> [Data excerpts]
######

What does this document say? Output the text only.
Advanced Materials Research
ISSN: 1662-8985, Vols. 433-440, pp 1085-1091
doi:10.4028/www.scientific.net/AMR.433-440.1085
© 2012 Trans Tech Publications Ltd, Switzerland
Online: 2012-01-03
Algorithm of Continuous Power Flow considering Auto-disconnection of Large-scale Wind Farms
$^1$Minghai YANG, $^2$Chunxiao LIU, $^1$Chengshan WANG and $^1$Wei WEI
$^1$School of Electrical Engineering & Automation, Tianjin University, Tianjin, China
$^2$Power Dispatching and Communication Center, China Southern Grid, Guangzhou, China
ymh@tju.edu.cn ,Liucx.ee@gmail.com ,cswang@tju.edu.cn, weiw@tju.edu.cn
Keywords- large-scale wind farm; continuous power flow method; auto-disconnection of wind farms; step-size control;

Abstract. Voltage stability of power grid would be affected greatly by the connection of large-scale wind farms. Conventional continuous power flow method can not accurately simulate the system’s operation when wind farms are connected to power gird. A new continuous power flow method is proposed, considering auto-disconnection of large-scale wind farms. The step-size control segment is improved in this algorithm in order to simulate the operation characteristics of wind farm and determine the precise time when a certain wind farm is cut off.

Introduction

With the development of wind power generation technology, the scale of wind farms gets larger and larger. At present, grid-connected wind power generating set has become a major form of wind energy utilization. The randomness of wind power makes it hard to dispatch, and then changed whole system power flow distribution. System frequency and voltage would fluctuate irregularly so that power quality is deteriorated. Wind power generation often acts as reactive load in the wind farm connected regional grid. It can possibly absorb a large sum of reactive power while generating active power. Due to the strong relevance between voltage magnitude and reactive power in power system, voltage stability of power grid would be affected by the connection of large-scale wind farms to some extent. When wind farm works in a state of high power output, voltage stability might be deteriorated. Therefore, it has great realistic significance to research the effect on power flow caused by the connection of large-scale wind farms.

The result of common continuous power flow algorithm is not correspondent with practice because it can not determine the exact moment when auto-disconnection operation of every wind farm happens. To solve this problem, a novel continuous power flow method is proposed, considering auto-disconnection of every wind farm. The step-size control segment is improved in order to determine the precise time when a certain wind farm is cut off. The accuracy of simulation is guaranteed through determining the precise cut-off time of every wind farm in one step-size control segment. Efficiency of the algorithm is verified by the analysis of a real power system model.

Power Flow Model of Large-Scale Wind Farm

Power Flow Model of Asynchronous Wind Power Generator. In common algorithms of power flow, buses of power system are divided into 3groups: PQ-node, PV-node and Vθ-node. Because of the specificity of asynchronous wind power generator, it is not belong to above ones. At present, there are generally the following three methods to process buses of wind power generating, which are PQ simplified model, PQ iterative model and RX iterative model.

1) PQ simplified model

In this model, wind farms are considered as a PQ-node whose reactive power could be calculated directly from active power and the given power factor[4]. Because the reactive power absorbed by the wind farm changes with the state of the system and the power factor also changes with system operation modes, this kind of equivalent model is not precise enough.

######

> [Task objective]
Find and copy each line above that includes the string "state".

> [Output for this task]
With the development of wind power generation technology, the scale of wind farms gets larger and larger. At present, grid-connected wind power generating set has become a major form of wind energy utilization. The randomness of wind power makes it hard to dispatch, and then changed whole system power flow distribution. System frequency and voltage would fluctuate irregularly so that power quality is deteriorated. Wind power generation often acts as reactive load in the wind farm connected regional grid. It can possibly absorb a large sum of reactive power while generating active power. Due to the strong relevance between voltage magnitude and reactive power in power system, voltage stability of power grid would be affected by the connection of large-scale wind farms to some extent. When wind farm works in a state of high power output, voltage stability might be deteriorated. Therefore, it has great realistic significance to research the effect on power flow caused by the connection of large-scale wind farms.
In this model, wind farms are considered as a PQ-node whose reactive power could be calculated directly from active power and the given power factor[4]. Because the reactive power absorbed by the wind farm changes with the state of the system and the power factor also changes with system operation modes, this kind of equivalent model is not precise enough.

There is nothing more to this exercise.